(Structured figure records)
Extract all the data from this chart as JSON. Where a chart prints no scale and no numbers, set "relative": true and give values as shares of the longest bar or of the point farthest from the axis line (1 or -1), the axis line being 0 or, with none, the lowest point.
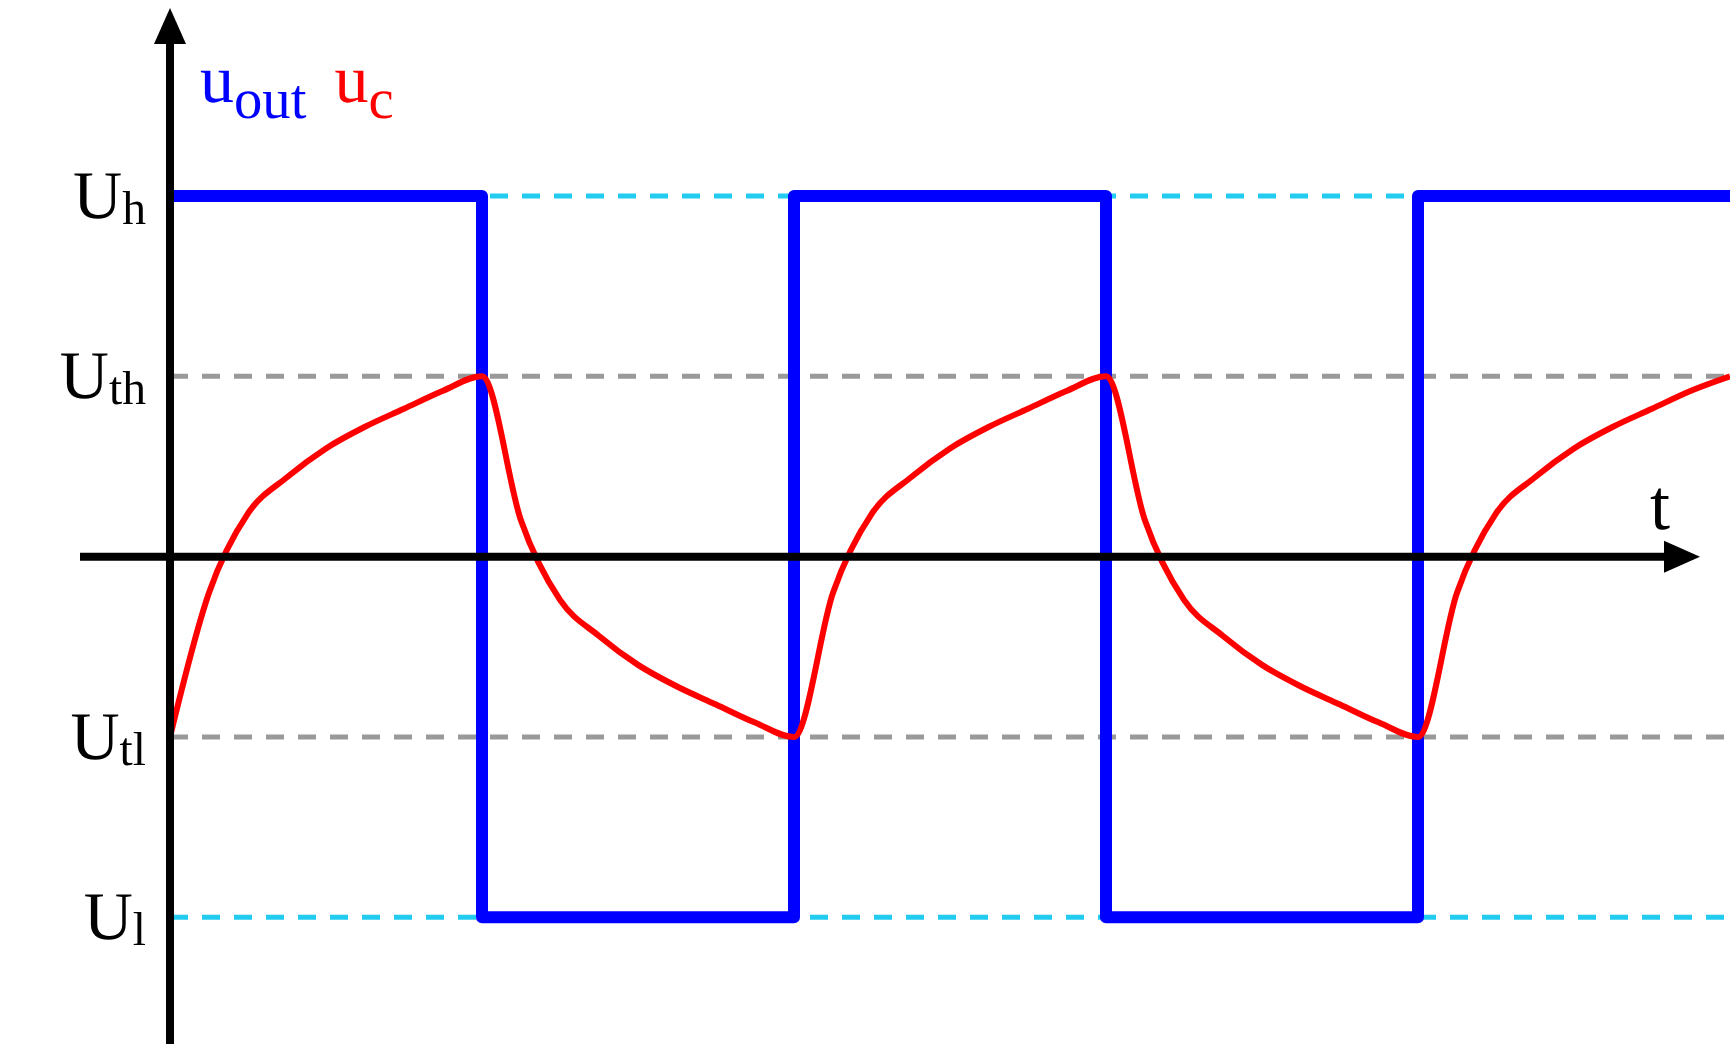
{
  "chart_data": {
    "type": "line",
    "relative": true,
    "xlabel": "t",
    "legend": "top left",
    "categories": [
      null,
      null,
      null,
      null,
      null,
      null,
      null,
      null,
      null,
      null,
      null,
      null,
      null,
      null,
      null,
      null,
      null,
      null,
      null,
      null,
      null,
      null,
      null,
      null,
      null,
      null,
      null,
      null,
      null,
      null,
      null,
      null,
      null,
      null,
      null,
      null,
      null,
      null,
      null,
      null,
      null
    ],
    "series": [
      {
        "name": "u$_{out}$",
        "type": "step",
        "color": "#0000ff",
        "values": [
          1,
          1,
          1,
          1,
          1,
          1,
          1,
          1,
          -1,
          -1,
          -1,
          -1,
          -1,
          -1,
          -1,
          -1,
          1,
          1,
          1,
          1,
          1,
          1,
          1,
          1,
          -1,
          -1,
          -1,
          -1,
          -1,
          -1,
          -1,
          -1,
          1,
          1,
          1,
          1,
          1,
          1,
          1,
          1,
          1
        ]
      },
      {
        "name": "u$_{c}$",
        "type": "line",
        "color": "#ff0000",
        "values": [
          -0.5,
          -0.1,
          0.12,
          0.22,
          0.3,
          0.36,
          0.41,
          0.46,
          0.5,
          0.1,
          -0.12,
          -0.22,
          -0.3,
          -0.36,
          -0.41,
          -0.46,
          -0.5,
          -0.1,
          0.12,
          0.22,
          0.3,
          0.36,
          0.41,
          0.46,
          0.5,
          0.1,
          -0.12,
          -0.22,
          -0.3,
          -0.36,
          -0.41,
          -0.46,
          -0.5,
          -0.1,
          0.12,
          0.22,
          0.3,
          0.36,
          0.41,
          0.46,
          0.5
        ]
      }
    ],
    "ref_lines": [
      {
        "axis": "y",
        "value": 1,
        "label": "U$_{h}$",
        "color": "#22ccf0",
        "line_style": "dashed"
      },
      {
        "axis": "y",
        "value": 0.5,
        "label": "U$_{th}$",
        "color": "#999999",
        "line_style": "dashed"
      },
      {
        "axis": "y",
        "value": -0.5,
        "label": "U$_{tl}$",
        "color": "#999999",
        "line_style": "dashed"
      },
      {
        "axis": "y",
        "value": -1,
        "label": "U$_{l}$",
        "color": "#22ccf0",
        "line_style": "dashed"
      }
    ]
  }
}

_PROMPT:_
Only lines with the word "relative" should be collected from the material.

_FINISHED TASK:_
Extract all the data from this chart as JSON. Where a chart prints no scale and no numbers, set "relative": true and give values as shares of the longest bar or of the point farthest from the axis line (1 or -1), the axis line being 0 or, with none, the lowest point.
    "relative": true,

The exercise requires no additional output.